INPUT MATERIAL:
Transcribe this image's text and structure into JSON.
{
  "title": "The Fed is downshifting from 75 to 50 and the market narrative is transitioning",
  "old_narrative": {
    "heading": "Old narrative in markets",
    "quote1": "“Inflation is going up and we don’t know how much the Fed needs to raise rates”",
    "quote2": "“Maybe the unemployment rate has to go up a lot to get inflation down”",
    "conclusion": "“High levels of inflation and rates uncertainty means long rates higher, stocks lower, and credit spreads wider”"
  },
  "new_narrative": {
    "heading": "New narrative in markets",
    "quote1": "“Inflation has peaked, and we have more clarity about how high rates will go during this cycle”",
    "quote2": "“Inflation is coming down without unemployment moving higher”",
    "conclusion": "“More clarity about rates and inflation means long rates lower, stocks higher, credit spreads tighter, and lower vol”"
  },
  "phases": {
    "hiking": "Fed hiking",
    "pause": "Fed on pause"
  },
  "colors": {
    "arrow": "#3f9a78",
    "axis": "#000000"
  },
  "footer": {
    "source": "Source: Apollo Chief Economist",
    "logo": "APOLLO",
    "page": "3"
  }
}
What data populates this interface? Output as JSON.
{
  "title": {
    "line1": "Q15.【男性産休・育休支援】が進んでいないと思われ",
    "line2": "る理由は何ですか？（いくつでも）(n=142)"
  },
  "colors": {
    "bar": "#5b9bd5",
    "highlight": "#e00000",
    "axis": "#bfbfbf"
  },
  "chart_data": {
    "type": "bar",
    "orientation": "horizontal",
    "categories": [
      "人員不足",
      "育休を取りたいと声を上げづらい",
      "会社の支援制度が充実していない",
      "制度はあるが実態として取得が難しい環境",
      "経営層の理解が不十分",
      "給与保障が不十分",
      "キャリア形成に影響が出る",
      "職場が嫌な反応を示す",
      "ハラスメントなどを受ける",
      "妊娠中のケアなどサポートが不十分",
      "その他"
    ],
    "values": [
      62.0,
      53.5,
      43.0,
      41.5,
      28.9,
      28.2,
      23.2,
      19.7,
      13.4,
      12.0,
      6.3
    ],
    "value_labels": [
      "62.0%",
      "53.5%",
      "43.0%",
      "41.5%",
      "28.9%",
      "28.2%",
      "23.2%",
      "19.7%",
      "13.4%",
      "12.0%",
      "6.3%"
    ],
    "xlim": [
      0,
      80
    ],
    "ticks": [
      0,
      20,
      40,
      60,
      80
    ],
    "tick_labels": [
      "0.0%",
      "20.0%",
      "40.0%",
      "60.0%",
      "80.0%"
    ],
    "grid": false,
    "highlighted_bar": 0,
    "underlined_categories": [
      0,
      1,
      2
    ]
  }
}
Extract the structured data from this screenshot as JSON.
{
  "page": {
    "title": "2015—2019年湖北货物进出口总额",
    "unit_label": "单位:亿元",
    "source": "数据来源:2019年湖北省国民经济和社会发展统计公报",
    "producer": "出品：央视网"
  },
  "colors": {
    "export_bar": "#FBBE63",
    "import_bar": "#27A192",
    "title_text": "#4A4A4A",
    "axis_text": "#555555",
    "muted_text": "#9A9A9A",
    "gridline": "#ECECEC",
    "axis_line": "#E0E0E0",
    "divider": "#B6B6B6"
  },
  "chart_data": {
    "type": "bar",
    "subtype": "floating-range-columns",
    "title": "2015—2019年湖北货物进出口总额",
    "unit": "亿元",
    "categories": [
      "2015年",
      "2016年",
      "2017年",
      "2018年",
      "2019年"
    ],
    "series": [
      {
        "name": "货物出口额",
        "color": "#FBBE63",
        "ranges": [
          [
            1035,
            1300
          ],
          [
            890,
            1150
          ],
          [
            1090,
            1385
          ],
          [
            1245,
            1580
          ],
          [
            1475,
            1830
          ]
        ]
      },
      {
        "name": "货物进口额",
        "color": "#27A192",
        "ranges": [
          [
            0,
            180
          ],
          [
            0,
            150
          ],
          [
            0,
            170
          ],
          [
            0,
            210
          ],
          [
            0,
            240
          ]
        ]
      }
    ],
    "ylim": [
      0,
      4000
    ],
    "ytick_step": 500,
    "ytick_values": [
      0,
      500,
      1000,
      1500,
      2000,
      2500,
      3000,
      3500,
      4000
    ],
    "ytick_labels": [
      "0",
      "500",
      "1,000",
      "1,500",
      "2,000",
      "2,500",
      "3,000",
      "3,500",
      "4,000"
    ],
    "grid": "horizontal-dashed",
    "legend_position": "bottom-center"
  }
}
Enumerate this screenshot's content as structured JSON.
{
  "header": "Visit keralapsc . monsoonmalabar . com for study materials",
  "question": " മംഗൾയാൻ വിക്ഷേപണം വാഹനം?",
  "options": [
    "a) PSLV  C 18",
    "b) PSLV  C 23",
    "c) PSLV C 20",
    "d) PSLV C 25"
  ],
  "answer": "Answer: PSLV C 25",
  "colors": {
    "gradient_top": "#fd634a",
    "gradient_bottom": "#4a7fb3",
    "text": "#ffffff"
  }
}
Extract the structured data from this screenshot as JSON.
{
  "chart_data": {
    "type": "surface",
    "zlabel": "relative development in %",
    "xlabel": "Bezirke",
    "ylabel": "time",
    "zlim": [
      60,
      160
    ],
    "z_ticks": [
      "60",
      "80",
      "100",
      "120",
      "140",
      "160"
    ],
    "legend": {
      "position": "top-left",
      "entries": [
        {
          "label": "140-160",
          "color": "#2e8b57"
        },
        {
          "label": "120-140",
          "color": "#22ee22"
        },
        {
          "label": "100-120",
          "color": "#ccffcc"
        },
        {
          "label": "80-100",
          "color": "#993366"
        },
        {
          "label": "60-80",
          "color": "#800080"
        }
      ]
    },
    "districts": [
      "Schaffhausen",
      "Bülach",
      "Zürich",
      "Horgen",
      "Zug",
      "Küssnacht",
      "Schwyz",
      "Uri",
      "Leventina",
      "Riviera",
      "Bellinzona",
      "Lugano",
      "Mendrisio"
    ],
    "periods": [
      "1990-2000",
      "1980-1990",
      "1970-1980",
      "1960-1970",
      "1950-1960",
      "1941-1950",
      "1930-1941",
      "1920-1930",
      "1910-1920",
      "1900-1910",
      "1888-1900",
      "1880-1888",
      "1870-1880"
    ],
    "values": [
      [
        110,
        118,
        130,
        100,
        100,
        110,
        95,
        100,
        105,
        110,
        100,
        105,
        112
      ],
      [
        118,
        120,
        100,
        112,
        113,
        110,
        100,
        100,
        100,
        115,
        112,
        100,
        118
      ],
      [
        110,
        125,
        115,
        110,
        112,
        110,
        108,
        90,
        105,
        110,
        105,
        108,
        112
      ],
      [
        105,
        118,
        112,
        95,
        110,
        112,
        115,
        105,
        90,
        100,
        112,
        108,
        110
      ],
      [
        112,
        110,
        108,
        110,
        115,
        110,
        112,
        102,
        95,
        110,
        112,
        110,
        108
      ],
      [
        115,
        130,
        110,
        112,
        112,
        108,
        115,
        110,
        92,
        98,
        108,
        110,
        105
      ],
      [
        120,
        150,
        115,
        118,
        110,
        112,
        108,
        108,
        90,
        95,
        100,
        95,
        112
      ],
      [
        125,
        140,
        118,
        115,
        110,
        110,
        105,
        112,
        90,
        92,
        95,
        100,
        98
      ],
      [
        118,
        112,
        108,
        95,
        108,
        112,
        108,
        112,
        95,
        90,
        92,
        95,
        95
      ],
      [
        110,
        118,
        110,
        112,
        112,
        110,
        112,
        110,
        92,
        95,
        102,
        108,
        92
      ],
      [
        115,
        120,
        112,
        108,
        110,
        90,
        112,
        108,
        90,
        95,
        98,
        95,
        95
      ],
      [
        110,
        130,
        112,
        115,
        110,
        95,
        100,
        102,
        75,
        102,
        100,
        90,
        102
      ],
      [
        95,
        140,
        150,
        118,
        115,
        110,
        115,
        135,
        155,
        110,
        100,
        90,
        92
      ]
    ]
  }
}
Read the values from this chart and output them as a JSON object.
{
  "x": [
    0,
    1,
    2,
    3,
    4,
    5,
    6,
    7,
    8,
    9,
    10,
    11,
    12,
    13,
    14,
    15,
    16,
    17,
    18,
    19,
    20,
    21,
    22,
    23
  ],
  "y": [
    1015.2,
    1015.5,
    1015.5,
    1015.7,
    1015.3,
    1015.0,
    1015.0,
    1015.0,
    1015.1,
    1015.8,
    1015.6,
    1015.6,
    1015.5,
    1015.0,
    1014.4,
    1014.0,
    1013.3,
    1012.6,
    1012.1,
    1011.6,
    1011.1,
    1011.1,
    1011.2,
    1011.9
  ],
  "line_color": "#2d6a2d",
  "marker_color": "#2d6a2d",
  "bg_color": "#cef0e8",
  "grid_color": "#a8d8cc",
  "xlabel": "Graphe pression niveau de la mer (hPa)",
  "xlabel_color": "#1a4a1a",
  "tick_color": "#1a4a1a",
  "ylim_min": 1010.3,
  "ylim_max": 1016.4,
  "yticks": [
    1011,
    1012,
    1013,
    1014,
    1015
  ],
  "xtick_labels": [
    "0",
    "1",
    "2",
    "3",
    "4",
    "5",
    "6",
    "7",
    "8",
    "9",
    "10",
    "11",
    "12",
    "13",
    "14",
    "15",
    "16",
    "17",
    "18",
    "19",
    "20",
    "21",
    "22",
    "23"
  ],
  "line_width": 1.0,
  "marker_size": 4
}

SET PROBLEM: Pull out each line holding the string "source".

RESULT FOR THIS EXERCISE:
    "source": "Source: Apollo Chief Economist",
    "source": "数据来源:2019年湖北省国民经济和社会发展统计公报",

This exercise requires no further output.